Each record below should be output verbatim, without pictures.

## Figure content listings
--

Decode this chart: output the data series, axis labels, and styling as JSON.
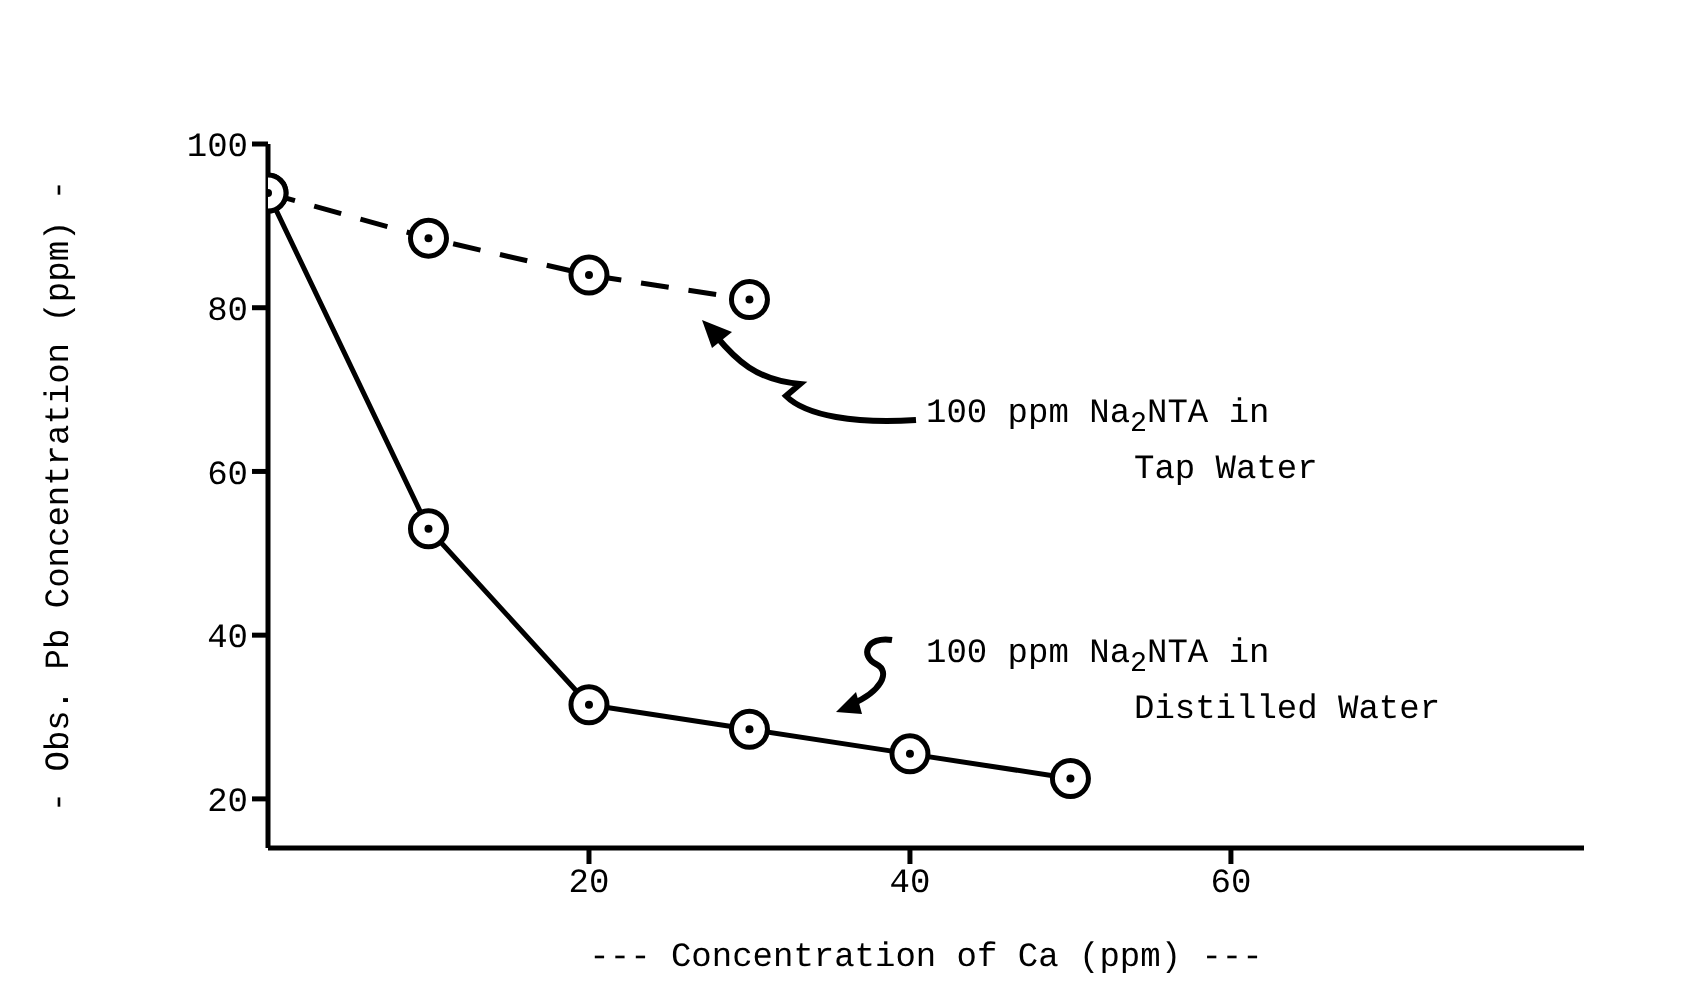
{
  "chart_data": {
    "type": "line",
    "xlabel": "--- Concentration of Ca (ppm) ---",
    "ylabel": "- Obs. Pb Concentration (ppm) -",
    "xlim": [
      0,
      82
    ],
    "xticks": [
      20,
      40,
      60
    ],
    "ylim": [
      14,
      100
    ],
    "yticks": [
      20,
      40,
      60,
      80,
      100
    ],
    "grid": false,
    "legend": false,
    "marker": "circle",
    "series": [
      {
        "color": "#000000",
        "line_style": "dashed",
        "x": [
          0,
          10,
          20,
          30
        ],
        "values": [
          94,
          88.5,
          84,
          81
        ]
      },
      {
        "color": "#000000",
        "line_style": "solid",
        "x": [
          0,
          10,
          20,
          30,
          40,
          50
        ],
        "values": [
          94,
          53,
          31.5,
          28.5,
          25.5,
          22.5
        ]
      }
    ],
    "annotations": [
      "100 ppm Na$_{2}$NTA in Tap Water",
      "100 ppm Na$_{2}$NTA in Distilled Water"
    ]
  }
}
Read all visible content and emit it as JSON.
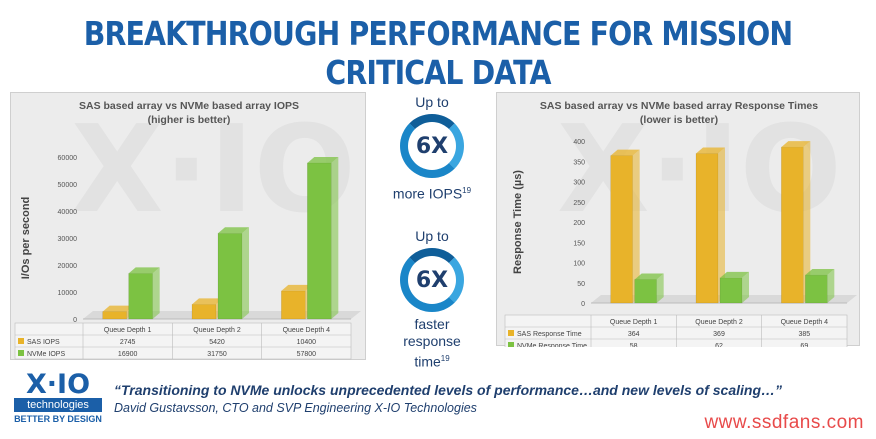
{
  "headline": "BREAKTHROUGH PERFORMANCE FOR MISSION CRITICAL DATA",
  "middle": {
    "top": {
      "upto": "Up to",
      "badge": "6X",
      "caption": "more IOPS",
      "sup": "19"
    },
    "bottom": {
      "upto": "Up to",
      "badge": "6X",
      "caption_lines": [
        "faster",
        "response",
        "time"
      ],
      "sup": "19"
    }
  },
  "logo": {
    "mark": "X·IO",
    "name": "technologies",
    "tagline": "BETTER BY DESIGN"
  },
  "quote": "“Transitioning to NVMe unlocks unprecedented levels of performance…and new levels of scaling…”",
  "attribution": "David Gustavsson, CTO and SVP Engineering X-IO Technologies",
  "site": "www.ssdfans.com",
  "colors": {
    "sas": "#e8b32a",
    "nvme": "#7cc242",
    "brand": "#1b5fa8",
    "site": "#e84a4a"
  },
  "chart_data": [
    {
      "type": "bar",
      "title": "SAS based array vs NVMe based array IOPS",
      "subtitle": "(higher is better)",
      "ylabel": "I/Os per second",
      "xlabel": "",
      "categories": [
        "Queue Depth 1",
        "Queue Depth 2",
        "Queue Depth 4"
      ],
      "series": [
        {
          "name": "SAS IOPS",
          "values": [
            2745,
            5420,
            10400
          ],
          "color": "#e8b32a"
        },
        {
          "name": "NVMe IOPS",
          "values": [
            16900,
            31750,
            57800
          ],
          "color": "#7cc242"
        }
      ],
      "ylim": [
        0,
        60000
      ],
      "yticks": [
        0,
        10000,
        20000,
        30000,
        40000,
        50000,
        60000
      ],
      "legend": "table-below",
      "grid": false
    },
    {
      "type": "bar",
      "title": "SAS based array vs NVMe based array Response Times",
      "subtitle": "(lower is better)",
      "ylabel": "Response Time (µs)",
      "xlabel": "",
      "categories": [
        "Queue Depth 1",
        "Queue Depth 2",
        "Queue Depth 4"
      ],
      "series": [
        {
          "name": "SAS Response Time",
          "values": [
            364,
            369,
            385
          ],
          "color": "#e8b32a"
        },
        {
          "name": "NVMe Response Time",
          "values": [
            58,
            62,
            69
          ],
          "color": "#7cc242"
        }
      ],
      "ylim": [
        0,
        400
      ],
      "yticks": [
        0,
        50,
        100,
        150,
        200,
        250,
        300,
        350,
        400
      ],
      "legend": "table-below",
      "grid": false
    }
  ]
}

--

## THE OUTPUT
Decode this chart: output the data series, axis labels, and styling as JSON.
{
  "chart_data": {
    "type": "line",
    "xlabel": "--- Concentration of Ca (ppm) ---",
    "ylabel": "- Obs. Pb Concentration (ppm) -",
    "xlim": [
      0,
      82
    ],
    "xticks": [
      20,
      40,
      60
    ],
    "ylim": [
      14,
      100
    ],
    "yticks": [
      20,
      40,
      60,
      80,
      100
    ],
    "grid": false,
    "legend": false,
    "marker": "circle",
    "series": [
      {
        "color": "#000000",
        "line_style": "dashed",
        "x": [
          0,
          10,
          20,
          30
        ],
        "values": [
          94,
          88.5,
          84,
          81
        ]
      },
      {
        "color": "#000000",
        "line_style": "solid",
        "x": [
          0,
          10,
          20,
          30,
          40,
          50
        ],
        "values": [
          94,
          53,
          31.5,
          28.5,
          25.5,
          22.5
        ]
      }
    ],
    "annotations": [
      "100 ppm Na$_{2}$NTA in Tap Water",
      "100 ppm Na$_{2}$NTA in Distilled Water"
    ]
  }
}
Read all visible content and emit it as JSON.
{
  "headline": "BREAKTHROUGH PERFORMANCE FOR MISSION CRITICAL DATA",
  "middle": {
    "top": {
      "upto": "Up to",
      "badge": "6X",
      "caption": "more IOPS",
      "sup": "19"
    },
    "bottom": {
      "upto": "Up to",
      "badge": "6X",
      "caption_lines": [
        "faster",
        "response",
        "time"
      ],
      "sup": "19"
    }
  },
  "logo": {
    "mark": "X·IO",
    "name": "technologies",
    "tagline": "BETTER BY DESIGN"
  },
  "quote": "“Transitioning to NVMe unlocks unprecedented levels of performance…and new levels of scaling…”",
  "attribution": "David Gustavsson, CTO and SVP Engineering X-IO Technologies",
  "site": "www.ssdfans.com",
  "colors": {
    "sas": "#e8b32a",
    "nvme": "#7cc242",
    "brand": "#1b5fa8",
    "site": "#e84a4a"
  },
  "chart_data": [
    {
      "type": "bar",
      "title": "SAS based array vs NVMe based array IOPS",
      "subtitle": "(higher is better)",
      "ylabel": "I/Os per second",
      "xlabel": "",
      "categories": [
        "Queue Depth 1",
        "Queue Depth 2",
        "Queue Depth 4"
      ],
      "series": [
        {
          "name": "SAS IOPS",
          "values": [
            2745,
            5420,
            10400
          ],
          "color": "#e8b32a"
        },
        {
          "name": "NVMe IOPS",
          "values": [
            16900,
            31750,
            57800
          ],
          "color": "#7cc242"
        }
      ],
      "ylim": [
        0,
        60000
      ],
      "yticks": [
        0,
        10000,
        20000,
        30000,
        40000,
        50000,
        60000
      ],
      "legend": "table-below",
      "grid": false
    },
    {
      "type": "bar",
      "title": "SAS based array vs NVMe based array Response Times",
      "subtitle": "(lower is better)",
      "ylabel": "Response Time (µs)",
      "xlabel": "",
      "categories": [
        "Queue Depth 1",
        "Queue Depth 2",
        "Queue Depth 4"
      ],
      "series": [
        {
          "name": "SAS Response Time",
          "values": [
            364,
            369,
            385
          ],
          "color": "#e8b32a"
        },
        {
          "name": "NVMe Response Time",
          "values": [
            58,
            62,
            69
          ],
          "color": "#7cc242"
        }
      ],
      "ylim": [
        0,
        400
      ],
      "yticks": [
        0,
        50,
        100,
        150,
        200,
        250,
        300,
        350,
        400
      ],
      "legend": "table-below",
      "grid": false
    }
  ]
}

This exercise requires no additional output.